[EXTRACTED DATA start]

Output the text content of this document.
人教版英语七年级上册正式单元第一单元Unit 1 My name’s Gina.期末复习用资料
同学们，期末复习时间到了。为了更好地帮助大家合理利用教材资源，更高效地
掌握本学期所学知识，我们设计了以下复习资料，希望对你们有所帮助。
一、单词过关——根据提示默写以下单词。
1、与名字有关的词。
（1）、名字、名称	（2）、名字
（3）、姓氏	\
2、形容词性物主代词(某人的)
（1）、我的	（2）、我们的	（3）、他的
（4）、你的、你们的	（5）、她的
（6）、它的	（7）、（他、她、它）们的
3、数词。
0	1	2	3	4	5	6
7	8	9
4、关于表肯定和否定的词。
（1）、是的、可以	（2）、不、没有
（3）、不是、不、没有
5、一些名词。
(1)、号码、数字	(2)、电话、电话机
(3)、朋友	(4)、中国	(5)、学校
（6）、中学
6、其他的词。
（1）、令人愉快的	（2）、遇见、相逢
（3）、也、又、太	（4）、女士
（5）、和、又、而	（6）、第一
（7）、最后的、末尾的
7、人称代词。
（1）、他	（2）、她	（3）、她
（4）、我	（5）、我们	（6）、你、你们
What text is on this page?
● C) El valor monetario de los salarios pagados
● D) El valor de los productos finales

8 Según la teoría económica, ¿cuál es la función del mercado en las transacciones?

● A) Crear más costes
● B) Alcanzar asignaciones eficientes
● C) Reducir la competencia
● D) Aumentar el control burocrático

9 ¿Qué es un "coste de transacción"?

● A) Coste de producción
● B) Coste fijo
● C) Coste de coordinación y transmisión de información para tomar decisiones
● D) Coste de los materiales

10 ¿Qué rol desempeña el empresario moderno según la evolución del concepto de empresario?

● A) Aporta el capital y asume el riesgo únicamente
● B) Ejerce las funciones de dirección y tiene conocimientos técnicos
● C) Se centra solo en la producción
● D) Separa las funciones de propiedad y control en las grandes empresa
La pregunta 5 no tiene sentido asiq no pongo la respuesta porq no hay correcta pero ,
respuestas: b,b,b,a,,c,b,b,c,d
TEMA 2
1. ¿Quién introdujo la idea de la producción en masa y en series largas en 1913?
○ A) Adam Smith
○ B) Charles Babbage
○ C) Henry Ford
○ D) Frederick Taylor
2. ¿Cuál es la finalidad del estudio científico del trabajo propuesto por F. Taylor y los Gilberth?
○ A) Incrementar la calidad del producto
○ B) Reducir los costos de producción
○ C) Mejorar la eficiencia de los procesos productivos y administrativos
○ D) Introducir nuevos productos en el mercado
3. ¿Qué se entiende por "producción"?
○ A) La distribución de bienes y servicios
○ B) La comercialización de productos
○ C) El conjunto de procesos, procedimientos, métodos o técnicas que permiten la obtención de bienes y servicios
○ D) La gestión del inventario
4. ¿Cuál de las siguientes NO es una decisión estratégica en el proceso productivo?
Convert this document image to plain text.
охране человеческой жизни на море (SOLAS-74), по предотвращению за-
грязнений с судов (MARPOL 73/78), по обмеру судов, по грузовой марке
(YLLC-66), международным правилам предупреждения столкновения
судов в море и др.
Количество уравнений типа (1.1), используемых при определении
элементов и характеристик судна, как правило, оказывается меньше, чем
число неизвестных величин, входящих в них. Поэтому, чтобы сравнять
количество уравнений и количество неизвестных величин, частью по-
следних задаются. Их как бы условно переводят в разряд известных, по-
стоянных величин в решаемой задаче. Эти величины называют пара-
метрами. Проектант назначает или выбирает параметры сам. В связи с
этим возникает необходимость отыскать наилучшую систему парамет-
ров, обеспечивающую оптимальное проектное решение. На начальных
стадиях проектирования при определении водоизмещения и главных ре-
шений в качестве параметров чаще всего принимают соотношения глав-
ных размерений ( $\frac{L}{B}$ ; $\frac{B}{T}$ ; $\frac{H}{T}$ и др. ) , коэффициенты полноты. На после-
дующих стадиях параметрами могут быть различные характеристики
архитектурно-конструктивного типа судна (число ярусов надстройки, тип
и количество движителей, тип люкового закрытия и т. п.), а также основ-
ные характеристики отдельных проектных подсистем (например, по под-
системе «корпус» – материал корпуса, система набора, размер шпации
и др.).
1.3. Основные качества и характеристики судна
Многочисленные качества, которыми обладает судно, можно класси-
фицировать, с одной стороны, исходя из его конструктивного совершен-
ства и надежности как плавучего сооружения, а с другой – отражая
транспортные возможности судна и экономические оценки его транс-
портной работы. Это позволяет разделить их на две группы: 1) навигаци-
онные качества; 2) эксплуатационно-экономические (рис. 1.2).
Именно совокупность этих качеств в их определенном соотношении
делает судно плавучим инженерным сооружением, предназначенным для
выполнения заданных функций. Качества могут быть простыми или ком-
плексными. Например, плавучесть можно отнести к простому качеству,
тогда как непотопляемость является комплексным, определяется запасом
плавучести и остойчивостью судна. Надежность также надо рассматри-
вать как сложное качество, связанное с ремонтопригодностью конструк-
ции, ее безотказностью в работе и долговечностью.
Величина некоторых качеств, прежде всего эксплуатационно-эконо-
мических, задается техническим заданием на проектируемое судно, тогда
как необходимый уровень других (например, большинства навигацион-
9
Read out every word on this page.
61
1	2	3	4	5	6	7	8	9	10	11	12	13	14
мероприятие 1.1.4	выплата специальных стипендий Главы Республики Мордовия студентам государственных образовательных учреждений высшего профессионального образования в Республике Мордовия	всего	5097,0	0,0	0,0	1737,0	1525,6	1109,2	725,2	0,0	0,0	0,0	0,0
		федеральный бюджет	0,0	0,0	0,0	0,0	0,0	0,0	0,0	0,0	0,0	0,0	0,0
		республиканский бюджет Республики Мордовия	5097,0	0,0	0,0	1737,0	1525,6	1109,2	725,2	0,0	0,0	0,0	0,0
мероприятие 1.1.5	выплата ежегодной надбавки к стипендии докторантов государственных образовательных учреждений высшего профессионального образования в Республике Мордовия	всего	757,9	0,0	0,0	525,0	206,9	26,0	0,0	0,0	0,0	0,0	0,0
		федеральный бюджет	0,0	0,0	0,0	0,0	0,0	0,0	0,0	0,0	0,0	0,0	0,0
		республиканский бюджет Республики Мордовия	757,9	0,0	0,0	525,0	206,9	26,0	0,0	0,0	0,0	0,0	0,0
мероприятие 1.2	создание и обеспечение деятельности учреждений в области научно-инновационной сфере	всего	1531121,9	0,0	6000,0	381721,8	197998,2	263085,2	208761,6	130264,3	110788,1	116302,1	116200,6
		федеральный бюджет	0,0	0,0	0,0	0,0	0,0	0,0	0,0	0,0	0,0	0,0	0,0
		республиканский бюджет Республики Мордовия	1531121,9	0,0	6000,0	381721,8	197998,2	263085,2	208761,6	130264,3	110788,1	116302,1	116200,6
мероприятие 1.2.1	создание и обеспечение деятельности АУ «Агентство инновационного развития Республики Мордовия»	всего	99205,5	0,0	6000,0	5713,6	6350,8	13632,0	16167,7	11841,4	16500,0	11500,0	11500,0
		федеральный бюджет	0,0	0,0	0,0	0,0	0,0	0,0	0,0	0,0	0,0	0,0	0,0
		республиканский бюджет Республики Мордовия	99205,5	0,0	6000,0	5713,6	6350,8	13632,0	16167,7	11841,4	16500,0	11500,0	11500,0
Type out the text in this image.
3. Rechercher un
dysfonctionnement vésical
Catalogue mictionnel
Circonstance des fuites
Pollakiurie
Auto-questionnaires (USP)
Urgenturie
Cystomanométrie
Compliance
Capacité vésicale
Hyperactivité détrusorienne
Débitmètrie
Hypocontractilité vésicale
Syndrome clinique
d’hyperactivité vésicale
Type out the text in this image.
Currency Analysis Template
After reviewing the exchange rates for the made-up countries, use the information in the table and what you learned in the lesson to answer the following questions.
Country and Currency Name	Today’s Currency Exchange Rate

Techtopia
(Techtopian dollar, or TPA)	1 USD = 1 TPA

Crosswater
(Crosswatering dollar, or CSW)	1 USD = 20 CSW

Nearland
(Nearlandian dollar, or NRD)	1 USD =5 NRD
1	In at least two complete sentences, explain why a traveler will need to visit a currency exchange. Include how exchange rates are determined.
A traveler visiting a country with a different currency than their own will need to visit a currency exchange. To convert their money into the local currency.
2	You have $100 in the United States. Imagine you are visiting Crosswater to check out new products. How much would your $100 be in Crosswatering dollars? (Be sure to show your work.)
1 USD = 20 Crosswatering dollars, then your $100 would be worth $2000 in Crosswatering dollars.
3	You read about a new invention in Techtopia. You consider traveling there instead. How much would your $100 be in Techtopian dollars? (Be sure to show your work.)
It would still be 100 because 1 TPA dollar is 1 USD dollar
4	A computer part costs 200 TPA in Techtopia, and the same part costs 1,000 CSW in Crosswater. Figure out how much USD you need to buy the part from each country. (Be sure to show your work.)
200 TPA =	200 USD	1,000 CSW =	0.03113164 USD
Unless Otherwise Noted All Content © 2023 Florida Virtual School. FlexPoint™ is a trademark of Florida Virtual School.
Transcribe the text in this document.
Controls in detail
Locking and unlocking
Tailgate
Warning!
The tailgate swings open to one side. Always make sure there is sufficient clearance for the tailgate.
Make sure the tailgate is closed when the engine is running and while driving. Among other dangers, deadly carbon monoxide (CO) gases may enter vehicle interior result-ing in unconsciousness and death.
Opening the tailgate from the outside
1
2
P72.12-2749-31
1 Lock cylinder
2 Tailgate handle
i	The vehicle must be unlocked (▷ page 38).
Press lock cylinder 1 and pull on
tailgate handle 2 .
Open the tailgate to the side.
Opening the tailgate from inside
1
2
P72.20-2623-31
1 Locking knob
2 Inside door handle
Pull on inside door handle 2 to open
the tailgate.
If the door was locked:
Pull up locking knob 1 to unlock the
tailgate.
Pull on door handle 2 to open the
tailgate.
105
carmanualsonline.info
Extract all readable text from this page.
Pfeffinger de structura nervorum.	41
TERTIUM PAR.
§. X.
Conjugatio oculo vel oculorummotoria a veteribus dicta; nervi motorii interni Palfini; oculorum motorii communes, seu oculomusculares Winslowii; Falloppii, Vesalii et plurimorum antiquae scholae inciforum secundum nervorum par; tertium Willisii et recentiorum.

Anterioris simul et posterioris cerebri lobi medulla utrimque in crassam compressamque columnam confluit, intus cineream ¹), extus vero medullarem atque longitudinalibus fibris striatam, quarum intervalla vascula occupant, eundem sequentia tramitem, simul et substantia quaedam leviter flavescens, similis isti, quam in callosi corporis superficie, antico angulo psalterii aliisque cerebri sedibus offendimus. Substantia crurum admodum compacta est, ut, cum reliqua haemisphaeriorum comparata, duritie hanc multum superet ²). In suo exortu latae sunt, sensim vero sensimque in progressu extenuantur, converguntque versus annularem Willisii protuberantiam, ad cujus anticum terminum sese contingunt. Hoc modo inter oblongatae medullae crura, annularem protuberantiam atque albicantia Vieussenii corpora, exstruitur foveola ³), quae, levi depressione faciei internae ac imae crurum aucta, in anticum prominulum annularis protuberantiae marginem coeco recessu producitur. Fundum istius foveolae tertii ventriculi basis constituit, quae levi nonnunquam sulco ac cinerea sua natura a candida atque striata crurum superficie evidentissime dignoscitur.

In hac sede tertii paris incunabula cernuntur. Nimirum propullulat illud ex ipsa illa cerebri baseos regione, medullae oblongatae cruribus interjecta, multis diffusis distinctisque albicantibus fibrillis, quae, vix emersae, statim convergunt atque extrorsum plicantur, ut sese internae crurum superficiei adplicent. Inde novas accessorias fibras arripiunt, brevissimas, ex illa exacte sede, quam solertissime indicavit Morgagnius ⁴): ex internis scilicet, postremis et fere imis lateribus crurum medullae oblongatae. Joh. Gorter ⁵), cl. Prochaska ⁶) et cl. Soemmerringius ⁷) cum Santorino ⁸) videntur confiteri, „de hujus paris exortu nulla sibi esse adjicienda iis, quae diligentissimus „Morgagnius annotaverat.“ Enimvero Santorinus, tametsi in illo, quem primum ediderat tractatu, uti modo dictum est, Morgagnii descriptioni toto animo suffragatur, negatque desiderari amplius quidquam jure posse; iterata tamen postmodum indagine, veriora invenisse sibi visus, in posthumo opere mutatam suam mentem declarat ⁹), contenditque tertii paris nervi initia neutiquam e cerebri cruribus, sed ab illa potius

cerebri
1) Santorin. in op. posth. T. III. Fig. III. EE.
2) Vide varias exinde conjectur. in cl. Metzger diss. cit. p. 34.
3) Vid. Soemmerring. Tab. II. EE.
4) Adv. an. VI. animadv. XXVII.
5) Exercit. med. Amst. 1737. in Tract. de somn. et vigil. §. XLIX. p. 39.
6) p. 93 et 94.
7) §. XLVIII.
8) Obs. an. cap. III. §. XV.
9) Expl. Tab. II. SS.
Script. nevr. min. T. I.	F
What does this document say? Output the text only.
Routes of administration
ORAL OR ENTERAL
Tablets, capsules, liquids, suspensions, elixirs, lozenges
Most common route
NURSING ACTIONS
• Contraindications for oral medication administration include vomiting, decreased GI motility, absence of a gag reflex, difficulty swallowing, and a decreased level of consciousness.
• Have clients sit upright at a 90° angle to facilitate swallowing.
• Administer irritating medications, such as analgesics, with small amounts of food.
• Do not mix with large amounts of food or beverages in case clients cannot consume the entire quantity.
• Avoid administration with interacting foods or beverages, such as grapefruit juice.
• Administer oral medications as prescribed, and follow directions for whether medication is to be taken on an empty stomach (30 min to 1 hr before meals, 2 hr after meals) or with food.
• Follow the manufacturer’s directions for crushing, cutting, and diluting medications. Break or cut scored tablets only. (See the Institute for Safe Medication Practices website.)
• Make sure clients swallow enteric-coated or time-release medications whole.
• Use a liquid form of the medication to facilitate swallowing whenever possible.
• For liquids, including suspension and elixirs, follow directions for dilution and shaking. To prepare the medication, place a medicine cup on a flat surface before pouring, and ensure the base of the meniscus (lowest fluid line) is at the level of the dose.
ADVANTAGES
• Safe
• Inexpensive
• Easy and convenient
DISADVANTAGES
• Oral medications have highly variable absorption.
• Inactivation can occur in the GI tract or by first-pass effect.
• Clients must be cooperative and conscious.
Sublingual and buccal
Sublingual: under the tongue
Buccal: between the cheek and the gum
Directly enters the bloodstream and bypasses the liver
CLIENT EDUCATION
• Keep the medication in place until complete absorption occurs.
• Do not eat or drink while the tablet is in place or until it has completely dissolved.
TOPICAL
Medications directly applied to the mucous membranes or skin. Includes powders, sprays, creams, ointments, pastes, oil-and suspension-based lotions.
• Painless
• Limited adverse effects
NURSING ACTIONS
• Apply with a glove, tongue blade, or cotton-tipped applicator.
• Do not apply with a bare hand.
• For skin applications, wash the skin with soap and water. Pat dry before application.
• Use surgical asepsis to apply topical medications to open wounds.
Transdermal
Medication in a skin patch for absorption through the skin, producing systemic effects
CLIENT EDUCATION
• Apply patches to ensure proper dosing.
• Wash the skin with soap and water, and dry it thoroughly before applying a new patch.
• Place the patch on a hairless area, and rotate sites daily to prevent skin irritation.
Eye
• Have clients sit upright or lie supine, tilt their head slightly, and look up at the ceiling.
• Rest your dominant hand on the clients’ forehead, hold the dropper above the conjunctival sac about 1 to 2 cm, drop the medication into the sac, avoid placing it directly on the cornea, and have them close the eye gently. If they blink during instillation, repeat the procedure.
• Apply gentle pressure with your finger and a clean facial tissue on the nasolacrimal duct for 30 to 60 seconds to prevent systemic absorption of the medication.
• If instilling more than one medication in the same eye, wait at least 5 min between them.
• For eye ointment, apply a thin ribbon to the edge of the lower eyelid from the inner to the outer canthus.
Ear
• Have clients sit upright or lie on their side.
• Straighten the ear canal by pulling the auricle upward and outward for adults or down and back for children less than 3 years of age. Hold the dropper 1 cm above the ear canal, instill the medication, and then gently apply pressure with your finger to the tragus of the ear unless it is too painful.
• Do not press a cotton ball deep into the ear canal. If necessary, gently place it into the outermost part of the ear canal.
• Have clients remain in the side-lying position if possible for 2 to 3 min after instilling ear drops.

[EXTRACTED DATA end]

■ **EXERCISE TASK**:
List the lines of the material in which the word "this" occurs.

■ **COMPLETE OUTPUT**:
Output the text content of this document.
What text is on this page?
Convert this document image to plain text.
Read out every word on this page.
Type out the text in this image.
Type out the text in this image.
Transcribe the text in this document.
Extract all readable text from this page.
What does this document say? Output the text only.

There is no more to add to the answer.